* _What you need to do_:
Tally the lines that contain "Folk" and report the total alone.

* _Listed entries_:
..........

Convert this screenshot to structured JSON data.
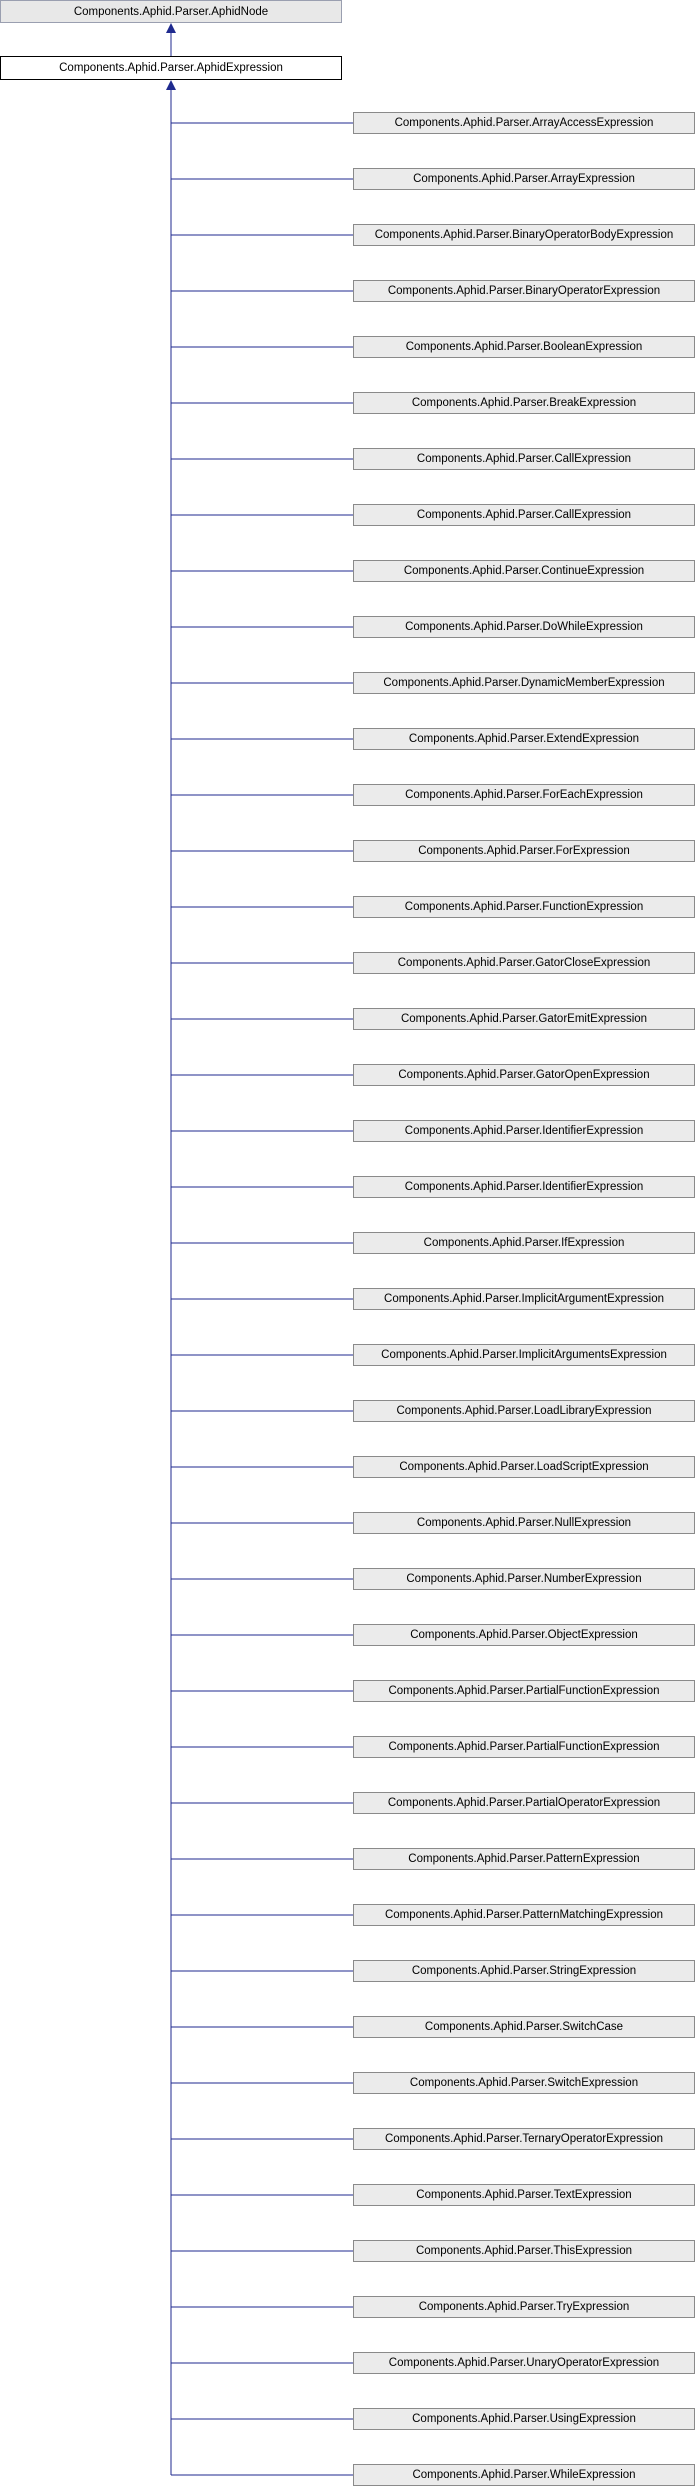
{
  "diagram": {
    "base_class": "Components.Aphid.Parser.AphidNode",
    "self_class": "Components.Aphid.Parser.AphidExpression",
    "derived_classes": [
      "Components.Aphid.Parser.ArrayAccessExpression",
      "Components.Aphid.Parser.ArrayExpression",
      "Components.Aphid.Parser.BinaryOperatorBodyExpression",
      "Components.Aphid.Parser.BinaryOperatorExpression",
      "Components.Aphid.Parser.BooleanExpression",
      "Components.Aphid.Parser.BreakExpression",
      "Components.Aphid.Parser.CallExpression",
      "Components.Aphid.Parser.CallExpression",
      "Components.Aphid.Parser.ContinueExpression",
      "Components.Aphid.Parser.DoWhileExpression",
      "Components.Aphid.Parser.DynamicMemberExpression",
      "Components.Aphid.Parser.ExtendExpression",
      "Components.Aphid.Parser.ForEachExpression",
      "Components.Aphid.Parser.ForExpression",
      "Components.Aphid.Parser.FunctionExpression",
      "Components.Aphid.Parser.GatorCloseExpression",
      "Components.Aphid.Parser.GatorEmitExpression",
      "Components.Aphid.Parser.GatorOpenExpression",
      "Components.Aphid.Parser.IdentifierExpression",
      "Components.Aphid.Parser.IdentifierExpression",
      "Components.Aphid.Parser.IfExpression",
      "Components.Aphid.Parser.ImplicitArgumentExpression",
      "Components.Aphid.Parser.ImplicitArgumentsExpression",
      "Components.Aphid.Parser.LoadLibraryExpression",
      "Components.Aphid.Parser.LoadScriptExpression",
      "Components.Aphid.Parser.NullExpression",
      "Components.Aphid.Parser.NumberExpression",
      "Components.Aphid.Parser.ObjectExpression",
      "Components.Aphid.Parser.PartialFunctionExpression",
      "Components.Aphid.Parser.PartialFunctionExpression",
      "Components.Aphid.Parser.PartialOperatorExpression",
      "Components.Aphid.Parser.PatternExpression",
      "Components.Aphid.Parser.PatternMatchingExpression",
      "Components.Aphid.Parser.StringExpression",
      "Components.Aphid.Parser.SwitchCase",
      "Components.Aphid.Parser.SwitchExpression",
      "Components.Aphid.Parser.TernaryOperatorExpression",
      "Components.Aphid.Parser.TextExpression",
      "Components.Aphid.Parser.ThisExpression",
      "Components.Aphid.Parser.TryExpression",
      "Components.Aphid.Parser.UnaryOperatorExpression",
      "Components.Aphid.Parser.UsingExpression",
      "Components.Aphid.Parser.WhileExpression"
    ],
    "colors": {
      "edge": "#1f2a8f",
      "box_fill": "#ebebeb",
      "box_border": "#8a8a8a",
      "self_fill": "#ffffff",
      "self_border": "#000000"
    }
  }
}
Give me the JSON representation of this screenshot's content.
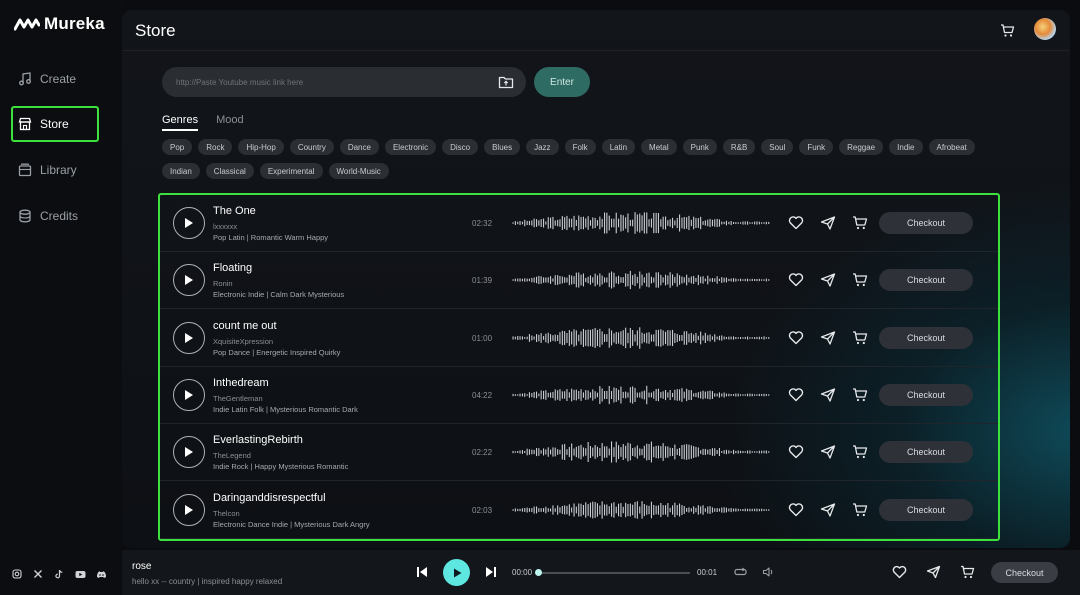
{
  "app": {
    "name": "Mureka"
  },
  "sidebar": {
    "items": [
      {
        "label": "Create",
        "icon": "music-note-icon",
        "active": false
      },
      {
        "label": "Store",
        "icon": "store-icon",
        "active": true
      },
      {
        "label": "Library",
        "icon": "library-icon",
        "active": false
      },
      {
        "label": "Credits",
        "icon": "credits-icon",
        "active": false
      }
    ],
    "socials": [
      "instagram-icon",
      "x-icon",
      "tiktok-icon",
      "youtube-icon",
      "discord-icon"
    ]
  },
  "header": {
    "title": "Store"
  },
  "search": {
    "placeholder": "http://Paste Youtube music link here",
    "enter_label": "Enter"
  },
  "tabs": [
    {
      "label": "Genres",
      "active": true
    },
    {
      "label": "Mood",
      "active": false
    }
  ],
  "genres": [
    "Pop",
    "Rock",
    "Hip-Hop",
    "Country",
    "Dance",
    "Electronic",
    "Disco",
    "Blues",
    "Jazz",
    "Folk",
    "Latin",
    "Metal",
    "Punk",
    "R&B",
    "Soul",
    "Funk",
    "Reggae",
    "Indie",
    "Afrobeat",
    "Indian",
    "Classical",
    "Experimental",
    "World-Music"
  ],
  "tracks": [
    {
      "title": "The One",
      "artist": "lxxxxxx",
      "tags": "Pop Latin | Romantic Warm Happy",
      "duration": "02:32",
      "checkout_label": "Checkout"
    },
    {
      "title": "Floating",
      "artist": "Ronin",
      "tags": "Electronic Indie | Calm Dark Mysterious",
      "duration": "01:39",
      "checkout_label": "Checkout"
    },
    {
      "title": "count me out",
      "artist": "XquisiteXpression",
      "tags": "Pop Dance | Energetic Inspired Quirky",
      "duration": "01:00",
      "checkout_label": "Checkout"
    },
    {
      "title": "Inthedream",
      "artist": "TheGentleman",
      "tags": "Indie Latin Folk | Mysterious Romantic Dark",
      "duration": "04:22",
      "checkout_label": "Checkout"
    },
    {
      "title": "EverlastingRebirth",
      "artist": "TheLegend",
      "tags": "Indie Rock | Happy Mysterious Romantic",
      "duration": "02:22",
      "checkout_label": "Checkout"
    },
    {
      "title": "Daringanddisrespectful",
      "artist": "Thelcon",
      "tags": "Electronic Dance Indie | Mysterious Dark Angry",
      "duration": "02:03",
      "checkout_label": "Checkout"
    }
  ],
  "player": {
    "title": "rose",
    "subtitle": "hello xx -- country | inspired happy relaxed",
    "current_time": "00:00",
    "end_time": "00:01",
    "progress": 0.0,
    "checkout_label": "Checkout"
  },
  "colors": {
    "highlight": "#3ee03e",
    "accent": "#5ee6e0",
    "enter": "#2e6b63"
  }
}
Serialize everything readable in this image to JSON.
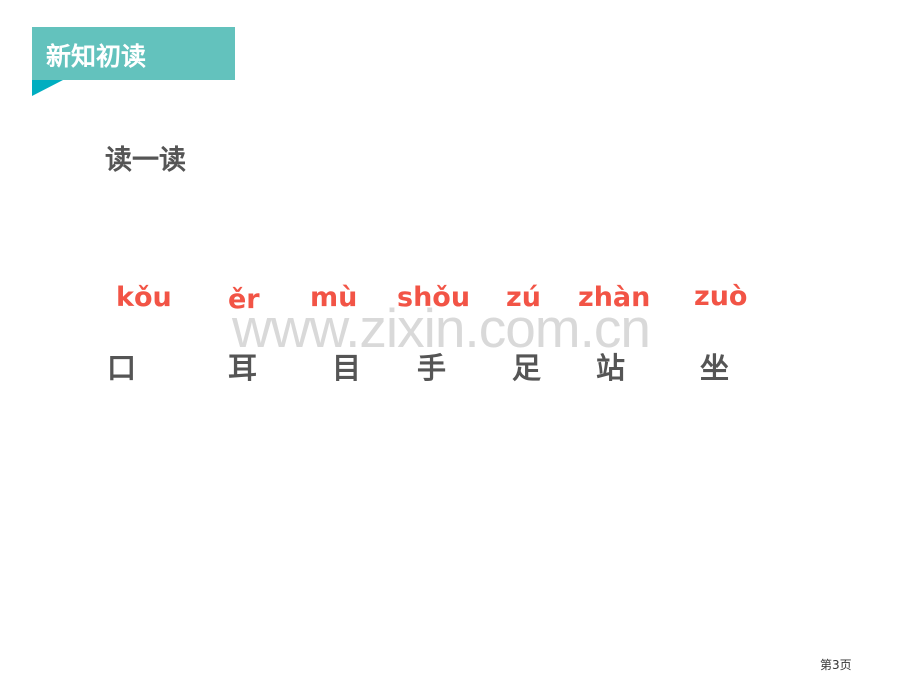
{
  "header": {
    "section_title": "新知初读",
    "accent_color": "#63c2bd",
    "fold_color": "#00aec0"
  },
  "subtitle": "读一读",
  "watermark": "www.zixin.com.cn",
  "characters": [
    {
      "pinyin": "kǒu",
      "hanzi": "口"
    },
    {
      "pinyin": "ěr",
      "hanzi": "耳"
    },
    {
      "pinyin": "mù",
      "hanzi": "目"
    },
    {
      "pinyin": "shǒu",
      "hanzi": "手"
    },
    {
      "pinyin": "zú",
      "hanzi": "足"
    },
    {
      "pinyin": "zhàn",
      "hanzi": "站"
    },
    {
      "pinyin": "zuò",
      "hanzi": "坐"
    }
  ],
  "colors": {
    "pinyin": "#f25446",
    "hanzi": "#555555"
  },
  "footer": {
    "page_label": "第3页"
  }
}
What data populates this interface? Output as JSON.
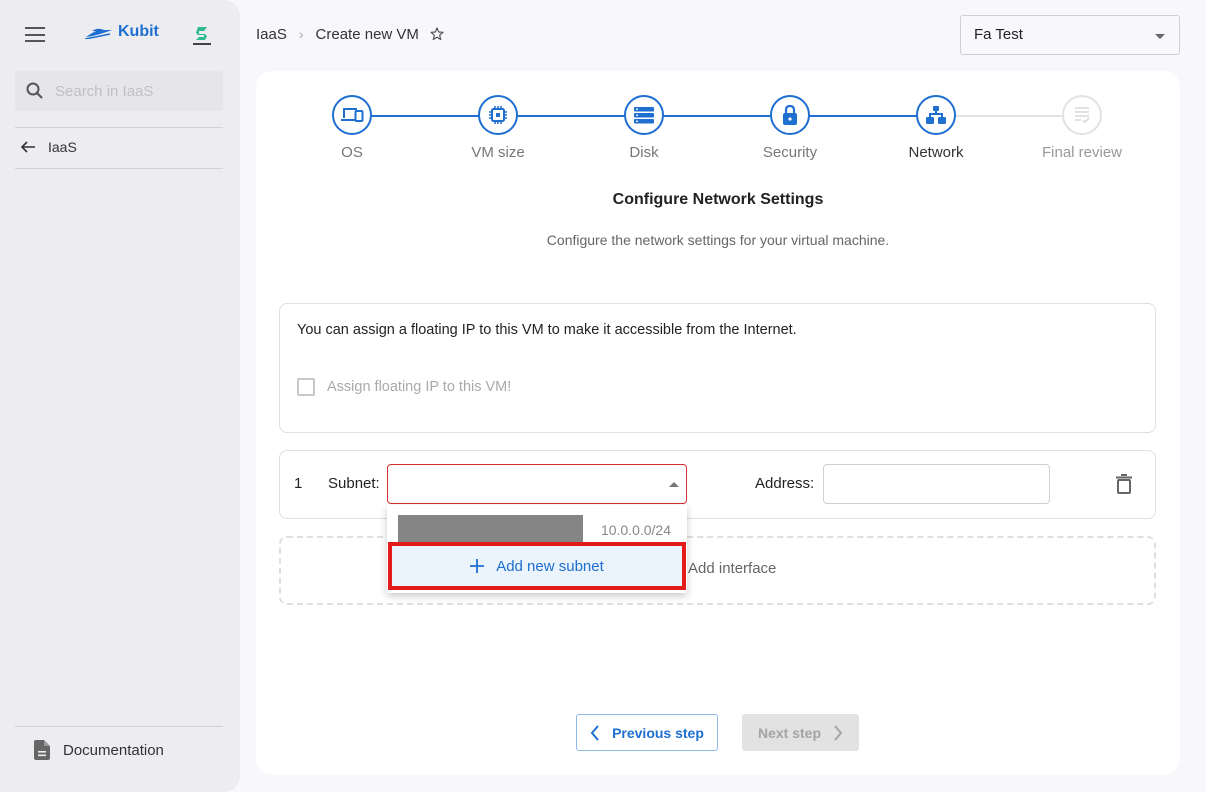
{
  "sidebar": {
    "brand": "Kubit",
    "search_placeholder": "Search in IaaS",
    "back_label": "IaaS",
    "documentation_label": "Documentation"
  },
  "header": {
    "breadcrumb": [
      "IaaS",
      "Create new VM"
    ],
    "organization": "Fa Test"
  },
  "stepper": {
    "steps": [
      {
        "label": "OS",
        "icon": "devices-icon",
        "state": "completed"
      },
      {
        "label": "VM size",
        "icon": "cpu-icon",
        "state": "completed"
      },
      {
        "label": "Disk",
        "icon": "storage-icon",
        "state": "completed"
      },
      {
        "label": "Security",
        "icon": "lock-icon",
        "state": "completed"
      },
      {
        "label": "Network",
        "icon": "network-icon",
        "state": "active"
      },
      {
        "label": "Final review",
        "icon": "review-icon",
        "state": "disabled"
      }
    ]
  },
  "section": {
    "title": "Configure Network Settings",
    "subtitle": "Configure the network settings for your virtual machine."
  },
  "floating_ip": {
    "info": "You can assign a floating IP to this VM to make it accessible from the Internet.",
    "checkbox_label": "Assign floating IP to this VM!",
    "checked": false
  },
  "interfaces": [
    {
      "index": "1",
      "subnet_label": "Subnet:",
      "subnet_value": "",
      "address_label": "Address:",
      "address_value": ""
    }
  ],
  "subnet_dropdown": {
    "options": [
      {
        "name": "[redacted]",
        "cidr": "10.0.0.0/24"
      }
    ],
    "add_label": "Add new subnet"
  },
  "add_interface_label": "Add interface",
  "buttons": {
    "previous": "Previous step",
    "next": "Next step"
  },
  "colors": {
    "accent": "#1e6fd0",
    "error": "#d32f2f",
    "highlight": "#e31b1b"
  }
}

..........

* _Output_:
2